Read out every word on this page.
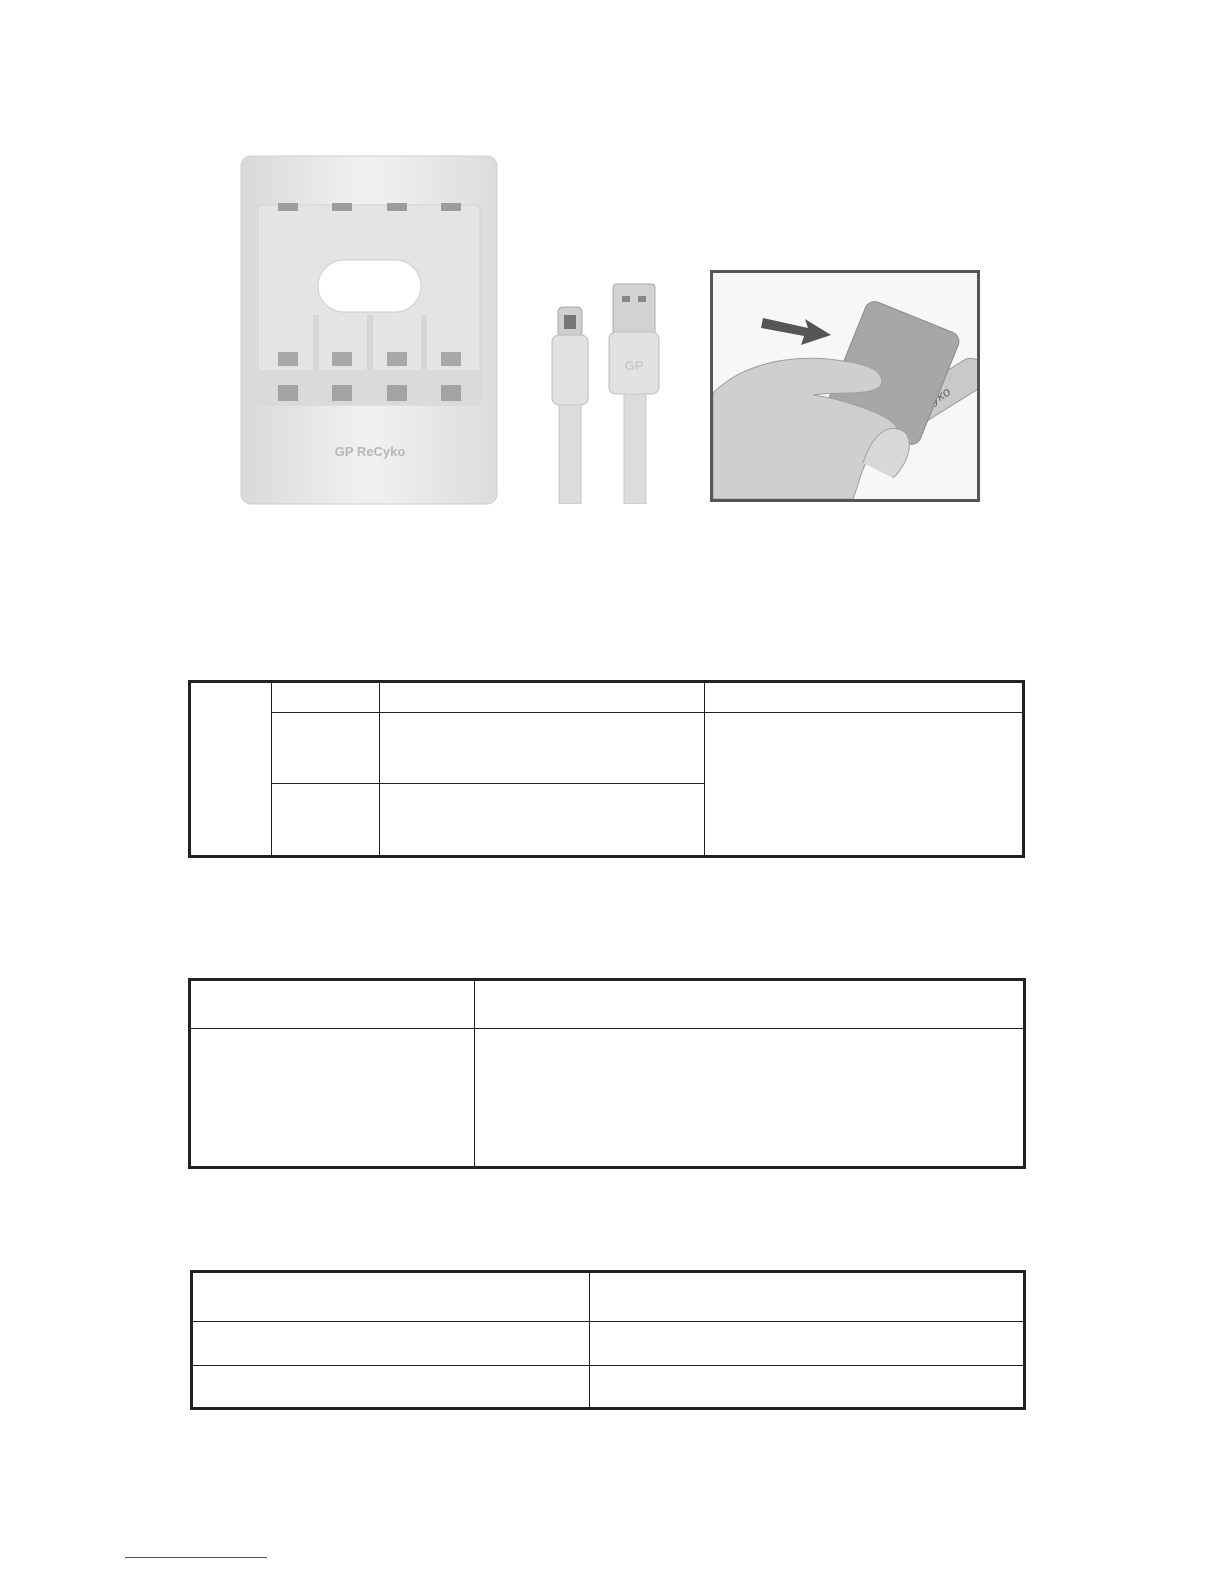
GP ReCyko
GP
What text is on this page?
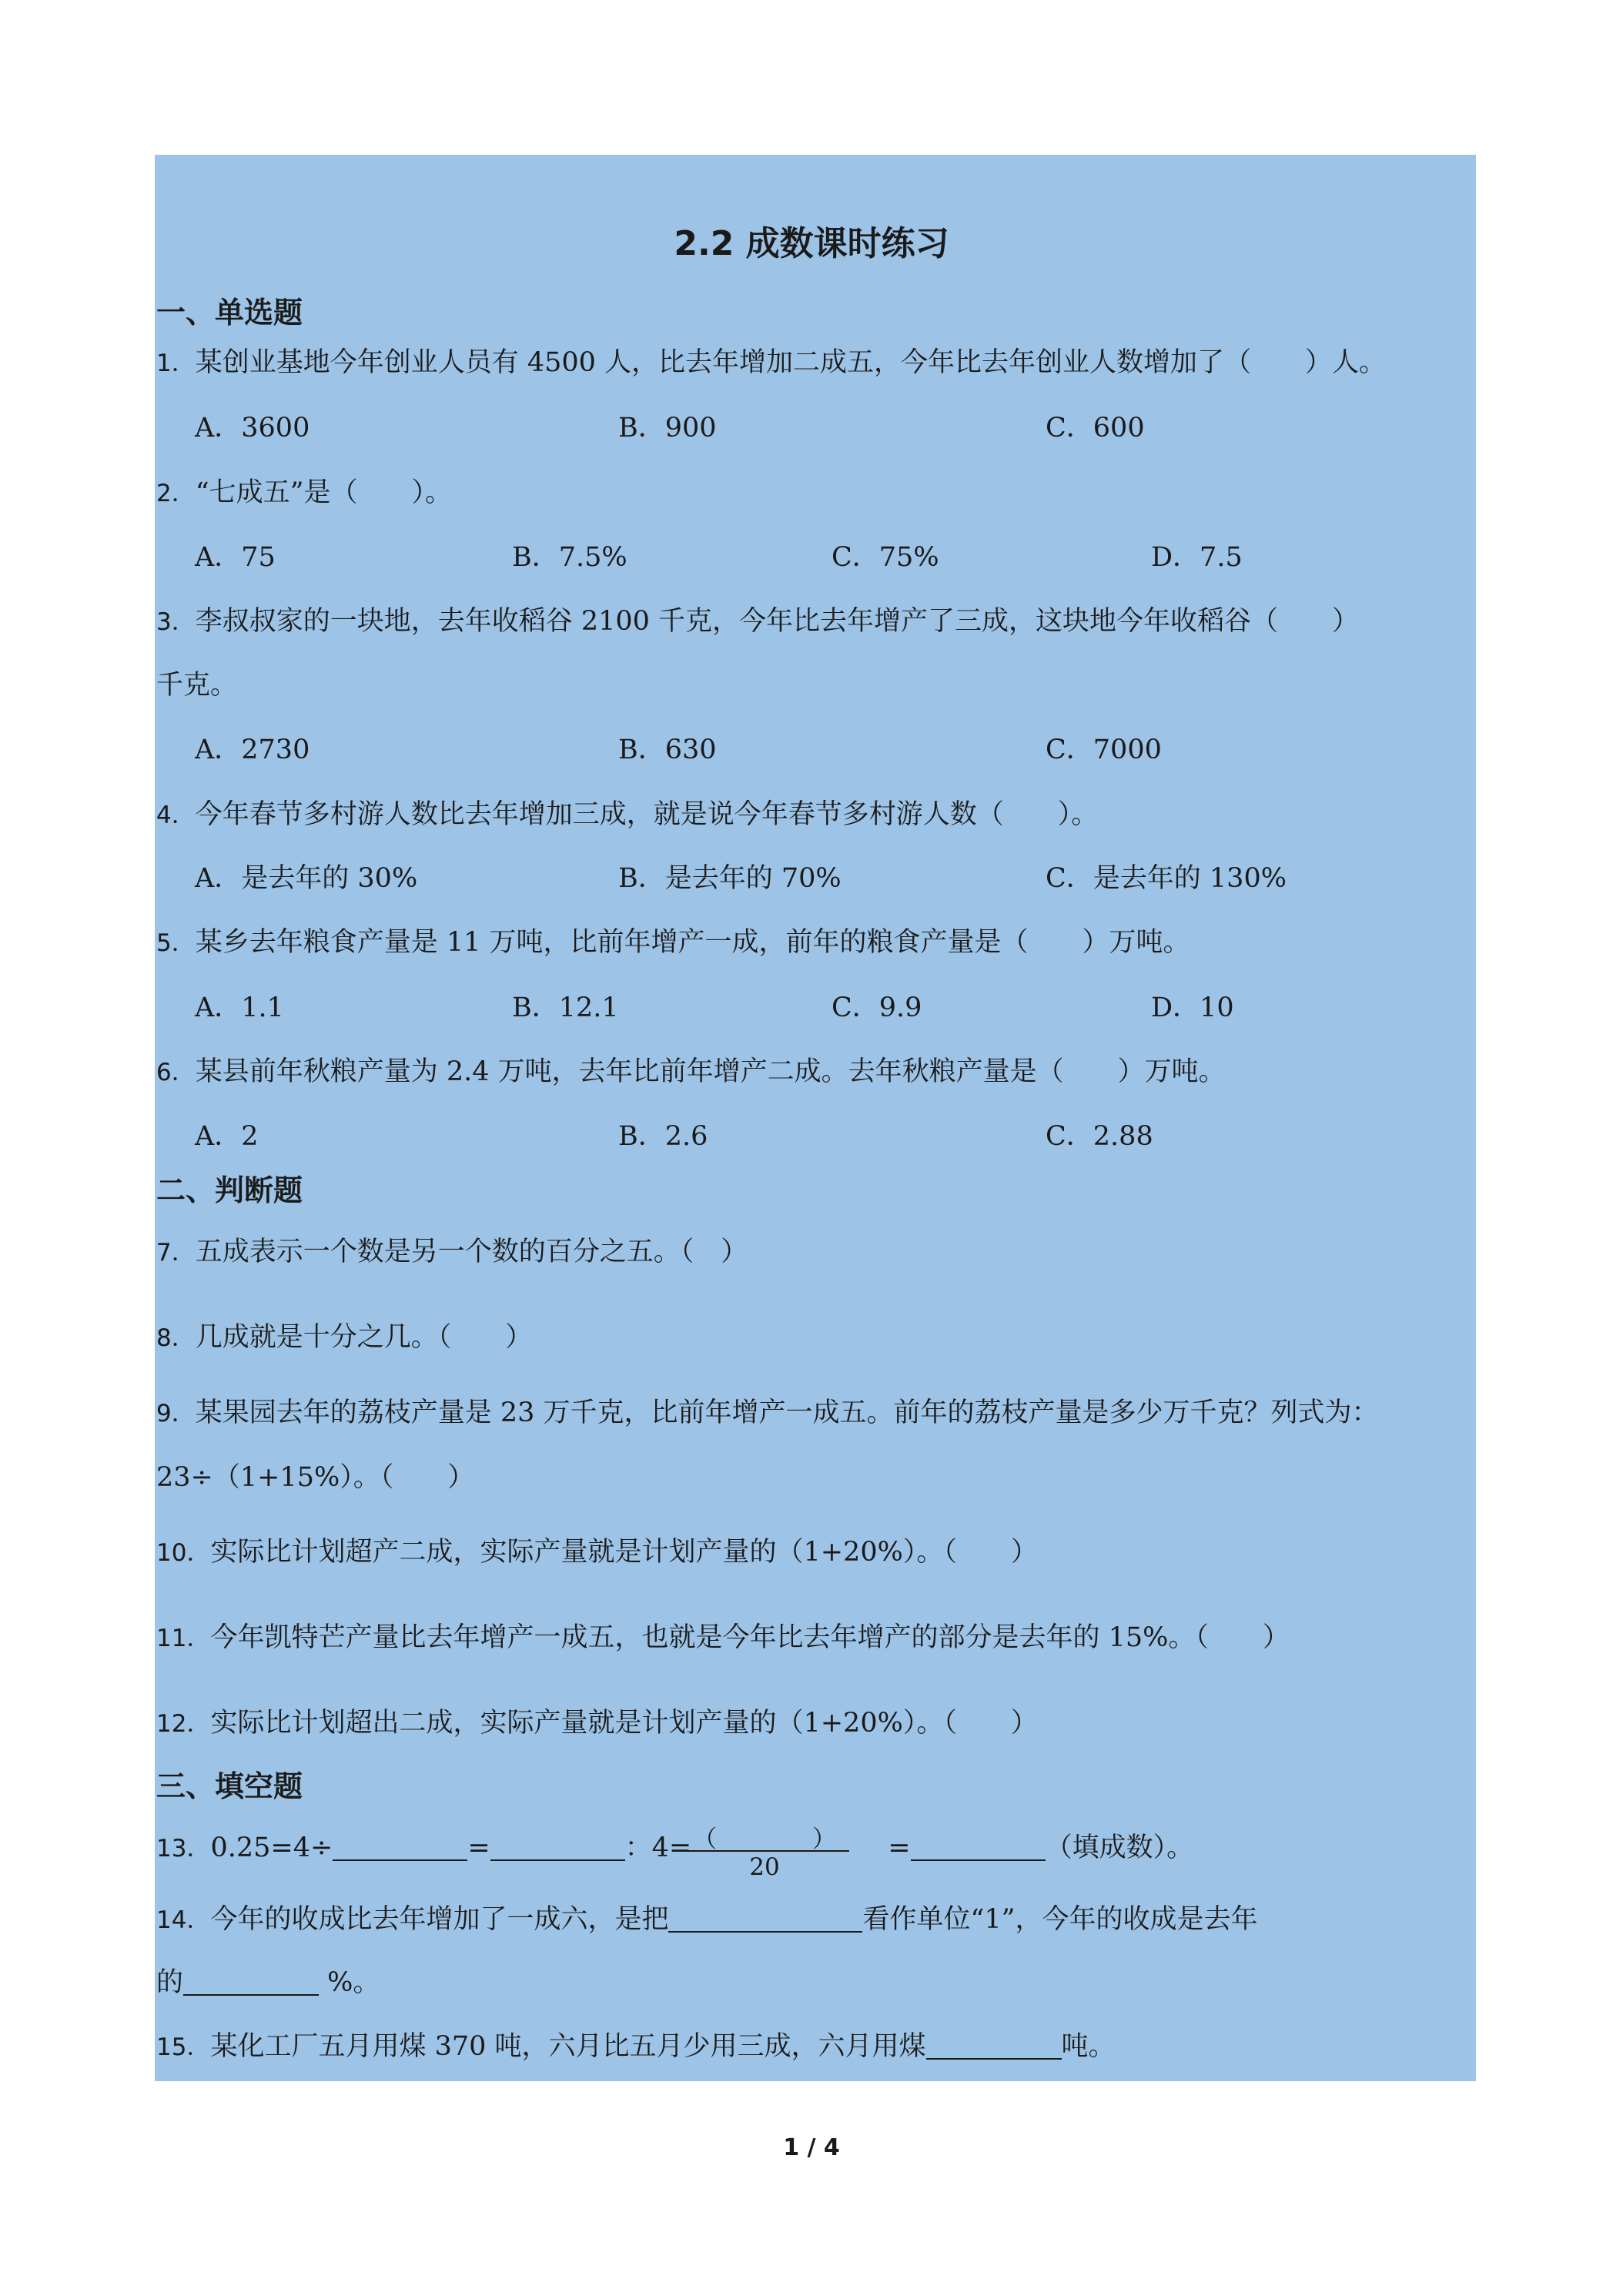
2.2 成数课时练习
一、单选题
1．某创业基地今年创业人员有 4500 人，比去年增加二成五，今年比去年创业人数增加了（　　）人。
A．3600	B．900	C．600
2．“七成五”是（　　）。
A．75	B．7.5%	C．75%	D．7.5
3．李叔叔家的一块地，去年收稻谷 2100 千克，今年比去年增产了三成，这块地今年收稻谷（　　）
千克。
A．2730	B．630	C．7000
4．今年春节多村游人数比去年增加三成，就是说今年春节多村游人数（　　）。
A．是去年的 30%	B．是去年的 70%	C．是去年的 130%
5．某乡去年粮食产量是 11 万吨，比前年增产一成，前年的粮食产量是（　　）万吨。
A．1.1	B．12.1	C．9.9	D．10
6．某县前年秋粮产量为 2.4 万吨，去年比前年增产二成。去年秋粮产量是（　　）万吨。
A．2	B．2.6	C．2.88
二、判断题
7．五成表示一个数是另一个数的百分之五。（　）
8．几成就是十分之几。（　　）
9．某果园去年的荔枝产量是 23 万千克，比前年增产一成五。前年的荔枝产量是多少万千克？列式为：
23÷（1+15%）。（　　）
10．实际比计划超产二成，实际产量就是计划产量的（1+20%）。（　　）
11．今年凯特芒产量比去年增产一成五，也就是今年比去年增产的部分是去年的 15%。（　　）
12．实际比计划超出二成，实际产量就是计划产量的（1+20%）。（　　）
三、填空题
13．0.25=4÷	=	：4=	=	（填成数）。
（　　　　）
20
14．今年的收成比去年增加了一成六，是把	看作单位“1”，今年的收成是去年
的	%。
15．某化工厂五月用煤 370 吨，六月比五月少用三成，六月用煤	吨。
1 / 4
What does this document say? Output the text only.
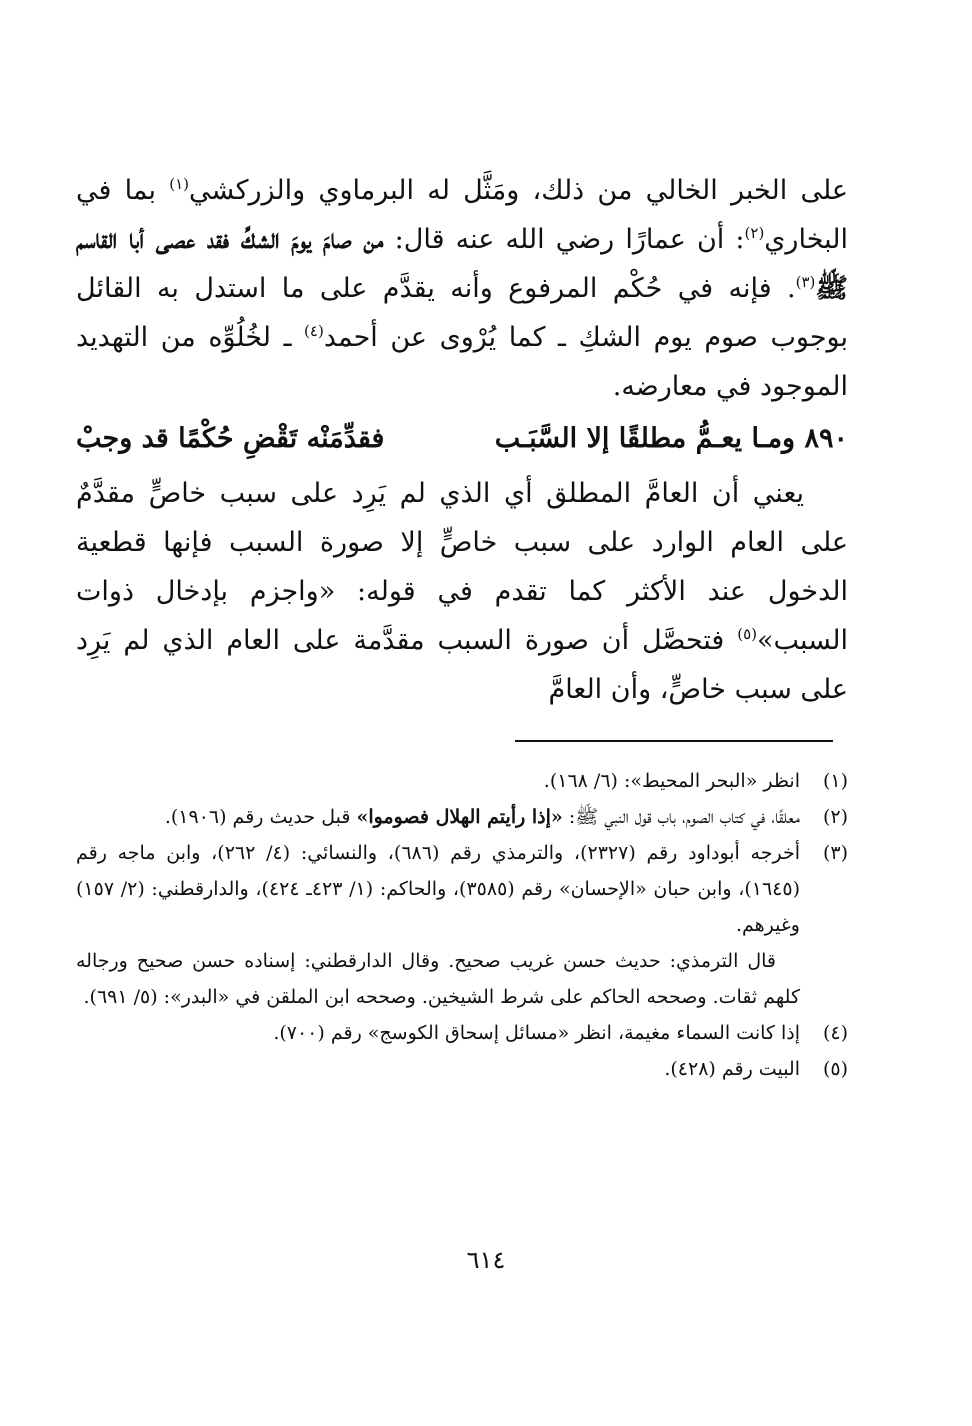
على الخبر الخالي من ذلك، ومَثَّل له البرماوي والزركشي$^{(١)}$ بما في البخاري$^{(٢)}$: أن عمارًا رضي الله عنه قال: من صامَ يومَ الشكِّ فقد عصى أبا القاسم ﷺ$^{(٣)}$. فإنه في حُكْم المرفوع وأنه يقدَّم على ما استدل به القائل بوجوب صوم يوم الشكِ ـ كما يُرْوى عن أحمد$^{(٤)}$ ـ لخُلُوِّه من التهديد الموجود في معارضه.

٨٩٠ ومـا يعـمُّ مطلقًا إلا السَّبَـب
فقدِّمَنْه تَقْضِ حُكْمًا قد وجبْ

يعني أن العامَّ المطلق أي الذي لم يَرِد على سبب خاصٍّ مقدَّمٌ على العام الوارد على سبب خاصٍّ إلا صورة السبب فإنها قطعية الدخول عند الأكثر كما تقدم في قوله: «واجزم بإدخال ذوات السبب»$^{(٥)}$ فتحصَّل أن صورة السبب مقدَّمة على العام الذي لم يَرِد على سبب خاصٍّ، وأن العامَّ

(١)
انظر «البحر المحيط»: (٦/ ١٦٨).
(٢)
معلقًا، في كتاب الصوم، باب قول النبي ﷺ: «إذا رأيتم الهلال فصوموا» قبل حديث رقم (١٩٠٦).
(٣)
أخرجه أبوداود رقم (٢٣٢٧)، والترمذي رقم (٦٨٦)، والنسائي: (٤/ ٢٦٢)، وابن ماجه رقم (١٦٤٥)، وابن حبان «الإحسان» رقم (٣٥٨٥)، والحاكم: (١/ ٤٢٣ـ ٤٢٤)، والدارقطني: (٢/ ١٥٧) وغيرهم.

قال الترمذي: حديث حسن غريب صحيح. وقال الدارقطني: إسناده حسن صحيح ورجاله كلهم ثقات. وصححه الحاكم على شرط الشيخين. وصححه ابن الملقن في «البدر»: (٥/ ٦٩١).

(٤)
إذا كانت السماء مغيمة، انظر «مسائل إسحاق الكوسج» رقم (٧٠٠).
(٥)
البيت رقم (٤٢٨).
٦١٤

※

AIM>
Set down every entry word for word, but omit the pictures.

FULL SOLUTION>
Read out every word on this page.
GP ReCyko
GP
What text is on this page?
2.2 成数课时练习
一、单选题
1．某创业基地今年创业人员有 4500 人，比去年增加二成五，今年比去年创业人数增加了（　　）人。
A．3600	B．900	C．600
2．“七成五”是（　　）。
A．75	B．7.5%	C．75%	D．7.5
3．李叔叔家的一块地，去年收稻谷 2100 千克，今年比去年增产了三成，这块地今年收稻谷（　　）
千克。
A．2730	B．630	C．7000
4．今年春节多村游人数比去年增加三成，就是说今年春节多村游人数（　　）。
A．是去年的 30%	B．是去年的 70%	C．是去年的 130%
5．某乡去年粮食产量是 11 万吨，比前年增产一成，前年的粮食产量是（　　）万吨。
A．1.1	B．12.1	C．9.9	D．10
6．某县前年秋粮产量为 2.4 万吨，去年比前年增产二成。去年秋粮产量是（　　）万吨。
A．2	B．2.6	C．2.88
二、判断题
7．五成表示一个数是另一个数的百分之五。（　）
8．几成就是十分之几。（　　）
9．某果园去年的荔枝产量是 23 万千克，比前年增产一成五。前年的荔枝产量是多少万千克？列式为：
23÷（1+15%）。（　　）
10．实际比计划超产二成，实际产量就是计划产量的（1+20%）。（　　）
11．今年凯特芒产量比去年增产一成五，也就是今年比去年增产的部分是去年的 15%。（　　）
12．实际比计划超出二成，实际产量就是计划产量的（1+20%）。（　　）
三、填空题
13．0.25=4÷	=	：4=	=	（填成数）。
（　　　　）
20
14．今年的收成比去年增加了一成六，是把	看作单位“1”，今年的收成是去年
的	%。
15．某化工厂五月用煤 370 吨，六月比五月少用三成，六月用煤	吨。
1 / 4
What does this document say? Output the text only.
على الخبر الخالي من ذلك، ومَثَّل له البرماوي والزركشي$^{(١)}$ بما في البخاري$^{(٢)}$: أن عمارًا رضي الله عنه قال: من صامَ يومَ الشكِّ فقد عصى أبا القاسم ﷺ$^{(٣)}$. فإنه في حُكْم المرفوع وأنه يقدَّم على ما استدل به القائل بوجوب صوم يوم الشكِ ـ كما يُرْوى عن أحمد$^{(٤)}$ ـ لخُلُوِّه من التهديد الموجود في معارضه.

٨٩٠ ومـا يعـمُّ مطلقًا إلا السَّبَـب
فقدِّمَنْه تَقْضِ حُكْمًا قد وجبْ

يعني أن العامَّ المطلق أي الذي لم يَرِد على سبب خاصٍّ مقدَّمٌ على العام الوارد على سبب خاصٍّ إلا صورة السبب فإنها قطعية الدخول عند الأكثر كما تقدم في قوله: «واجزم بإدخال ذوات السبب»$^{(٥)}$ فتحصَّل أن صورة السبب مقدَّمة على العام الذي لم يَرِد على سبب خاصٍّ، وأن العامَّ

(١)
انظر «البحر المحيط»: (٦/ ١٦٨).
(٢)
معلقًا، في كتاب الصوم، باب قول النبي ﷺ: «إذا رأيتم الهلال فصوموا» قبل حديث رقم (١٩٠٦).
(٣)
أخرجه أبوداود رقم (٢٣٢٧)، والترمذي رقم (٦٨٦)، والنسائي: (٤/ ٢٦٢)، وابن ماجه رقم (١٦٤٥)، وابن حبان «الإحسان» رقم (٣٥٨٥)، والحاكم: (١/ ٤٢٣ـ ٤٢٤)، والدارقطني: (٢/ ١٥٧) وغيرهم.

قال الترمذي: حديث حسن غريب صحيح. وقال الدارقطني: إسناده حسن صحيح ورجاله كلهم ثقات. وصححه الحاكم على شرط الشيخين. وصححه ابن الملقن في «البدر»: (٥/ ٦٩١).

(٤)
إذا كانت السماء مغيمة، انظر «مسائل إسحاق الكوسج» رقم (٧٠٠).
(٥)
البيت رقم (٤٢٨).
٦١٤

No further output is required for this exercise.